─── Text passage ───

Similarly, the temperature data in Table 1 highlights the seasonal variations throughout the year. Karachi, being a coastal city, experiences relatively mild temperatures ranging from 18.61 °C in January to 31.57 °C in June. Islamabad, located in the northern region, has colder winters with temperatures ranging from 10.29 °C in January to 31.31 °C in June. Peshawar follows a similar pattern with temperatures ranging from 8.63 °C in January to 30.89 °C in June. Lahore exhibits a slightly different trend, with temperatures ranging from 11.71 °C in January to 32.64 °C in May. Quetta, situated at a higher altitude, experiences colder temperatures throughout the year. The temperatures range from a low of 8.76 °C in January to a high of 29.62 °C in June. The yearly summary highlights the overall temperature patterns for each city, with Karachi having the highest yearly average temperature of 26.84 °C and Quetta with the lowest at 20.9 °C.
3.2 Simulation software
PVSyst is a widely used software tool for designing, analyzing, and optimizing PV systems [21]. The software offers an array of features to evaluate and simulate system performance. Using sophisticated algorithms, the software simulates PV system performance based on variables such as weather information, module specifications, shading effects, and system losses, providing accurate estimates of energy yield and performance ratio [21, 22].

─── Records ───

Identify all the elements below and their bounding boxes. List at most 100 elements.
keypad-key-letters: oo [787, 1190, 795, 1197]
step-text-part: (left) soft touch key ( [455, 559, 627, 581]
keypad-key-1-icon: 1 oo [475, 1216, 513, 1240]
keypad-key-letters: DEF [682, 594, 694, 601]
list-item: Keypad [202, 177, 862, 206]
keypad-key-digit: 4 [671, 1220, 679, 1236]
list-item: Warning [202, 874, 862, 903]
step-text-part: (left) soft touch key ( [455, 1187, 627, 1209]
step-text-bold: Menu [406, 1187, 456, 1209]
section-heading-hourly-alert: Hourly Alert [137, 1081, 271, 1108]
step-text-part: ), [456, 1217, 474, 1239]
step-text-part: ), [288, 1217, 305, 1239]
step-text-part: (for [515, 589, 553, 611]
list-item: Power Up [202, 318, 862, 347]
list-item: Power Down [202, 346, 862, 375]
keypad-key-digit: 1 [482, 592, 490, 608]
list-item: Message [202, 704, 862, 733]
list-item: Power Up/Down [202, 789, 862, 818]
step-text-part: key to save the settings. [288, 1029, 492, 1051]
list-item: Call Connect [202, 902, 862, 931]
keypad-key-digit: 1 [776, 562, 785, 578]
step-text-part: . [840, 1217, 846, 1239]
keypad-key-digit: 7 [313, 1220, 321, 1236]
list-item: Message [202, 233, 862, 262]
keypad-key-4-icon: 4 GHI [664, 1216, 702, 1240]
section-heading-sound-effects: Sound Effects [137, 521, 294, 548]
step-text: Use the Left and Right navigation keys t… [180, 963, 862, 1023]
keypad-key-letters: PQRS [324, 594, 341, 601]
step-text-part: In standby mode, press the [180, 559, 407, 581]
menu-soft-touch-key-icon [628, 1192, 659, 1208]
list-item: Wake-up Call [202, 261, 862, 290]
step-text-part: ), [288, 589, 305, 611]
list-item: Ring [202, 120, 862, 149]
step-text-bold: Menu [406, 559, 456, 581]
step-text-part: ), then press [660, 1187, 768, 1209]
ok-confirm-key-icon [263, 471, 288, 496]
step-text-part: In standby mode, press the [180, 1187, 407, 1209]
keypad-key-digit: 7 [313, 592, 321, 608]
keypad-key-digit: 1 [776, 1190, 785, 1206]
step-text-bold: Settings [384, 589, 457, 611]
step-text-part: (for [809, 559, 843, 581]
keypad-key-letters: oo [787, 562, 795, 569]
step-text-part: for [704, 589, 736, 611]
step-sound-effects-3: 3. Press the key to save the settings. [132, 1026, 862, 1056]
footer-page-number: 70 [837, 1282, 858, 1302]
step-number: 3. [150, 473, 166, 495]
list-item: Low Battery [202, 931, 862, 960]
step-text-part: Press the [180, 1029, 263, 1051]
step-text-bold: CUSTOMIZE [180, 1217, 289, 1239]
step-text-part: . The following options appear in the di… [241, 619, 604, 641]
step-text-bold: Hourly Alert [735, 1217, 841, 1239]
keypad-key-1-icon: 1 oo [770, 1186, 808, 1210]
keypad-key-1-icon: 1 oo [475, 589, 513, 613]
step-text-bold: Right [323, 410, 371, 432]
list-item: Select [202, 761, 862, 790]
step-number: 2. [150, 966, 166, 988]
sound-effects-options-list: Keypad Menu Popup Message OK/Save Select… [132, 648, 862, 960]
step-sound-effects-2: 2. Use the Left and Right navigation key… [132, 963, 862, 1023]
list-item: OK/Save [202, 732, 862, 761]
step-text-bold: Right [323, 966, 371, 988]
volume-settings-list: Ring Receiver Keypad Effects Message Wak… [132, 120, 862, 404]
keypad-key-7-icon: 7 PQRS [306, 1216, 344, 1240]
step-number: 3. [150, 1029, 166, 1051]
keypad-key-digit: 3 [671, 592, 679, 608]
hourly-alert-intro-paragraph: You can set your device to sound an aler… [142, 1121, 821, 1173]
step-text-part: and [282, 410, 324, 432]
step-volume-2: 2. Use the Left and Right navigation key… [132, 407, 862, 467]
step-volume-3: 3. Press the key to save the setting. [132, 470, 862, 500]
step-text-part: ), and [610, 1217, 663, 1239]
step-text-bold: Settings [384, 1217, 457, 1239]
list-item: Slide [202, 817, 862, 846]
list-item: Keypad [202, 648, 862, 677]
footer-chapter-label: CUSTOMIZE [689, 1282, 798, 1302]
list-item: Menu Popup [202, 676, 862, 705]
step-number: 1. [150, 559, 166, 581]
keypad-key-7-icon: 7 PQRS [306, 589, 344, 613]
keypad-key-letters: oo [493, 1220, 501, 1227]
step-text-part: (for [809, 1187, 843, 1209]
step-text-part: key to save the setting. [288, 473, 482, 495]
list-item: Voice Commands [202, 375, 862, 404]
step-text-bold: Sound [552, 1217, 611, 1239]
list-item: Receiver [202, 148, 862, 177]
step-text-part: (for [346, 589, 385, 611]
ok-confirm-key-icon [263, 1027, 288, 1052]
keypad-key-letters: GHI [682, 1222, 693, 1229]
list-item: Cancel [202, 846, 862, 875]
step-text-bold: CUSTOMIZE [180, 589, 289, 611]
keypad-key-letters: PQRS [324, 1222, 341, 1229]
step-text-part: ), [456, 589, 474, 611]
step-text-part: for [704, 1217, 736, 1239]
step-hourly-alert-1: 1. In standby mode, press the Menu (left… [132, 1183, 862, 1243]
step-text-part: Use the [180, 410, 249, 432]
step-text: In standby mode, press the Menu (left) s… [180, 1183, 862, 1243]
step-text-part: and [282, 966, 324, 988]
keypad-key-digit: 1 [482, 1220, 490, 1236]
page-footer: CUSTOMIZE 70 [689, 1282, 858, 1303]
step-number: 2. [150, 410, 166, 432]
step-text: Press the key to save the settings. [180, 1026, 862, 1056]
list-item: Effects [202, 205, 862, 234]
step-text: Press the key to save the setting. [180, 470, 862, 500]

───

#### What is expected
Continue the passage on PV system simulation for Pakistani cities, starting after its last sentence.

#### Expected answer
As depicted in Figure 2, the initial step for PV system simulation involves selecting the system type, either standalone (off-grid) or grid-connected configuration. In this study, a grid-connected configuration was selected. Next, the software requires input of geographical coordinates and local weather data from the user. The details of monthly GHI and ambient temperature are shown in Table 1. Considering orientation factors such as tilt and azimuth angles, PVSyst simulates the system’s performance. For this study, the PV panels are oriented south-facing for both configurations, with a tilt angle equal to the latitude for the fixed tilt configuration. Users then define specific system specifications, including technology type, inverter details, and array design, with losses being integrated into the simulation. PVSyst subsequently models the impact of these parameters on energy production. The software allows users to analyze various configurations by adjusting relevant parameters. The provision of detailed reports and visualizations by PVSyst facilitates a comprehensive assessment of PV potential under different scenarios.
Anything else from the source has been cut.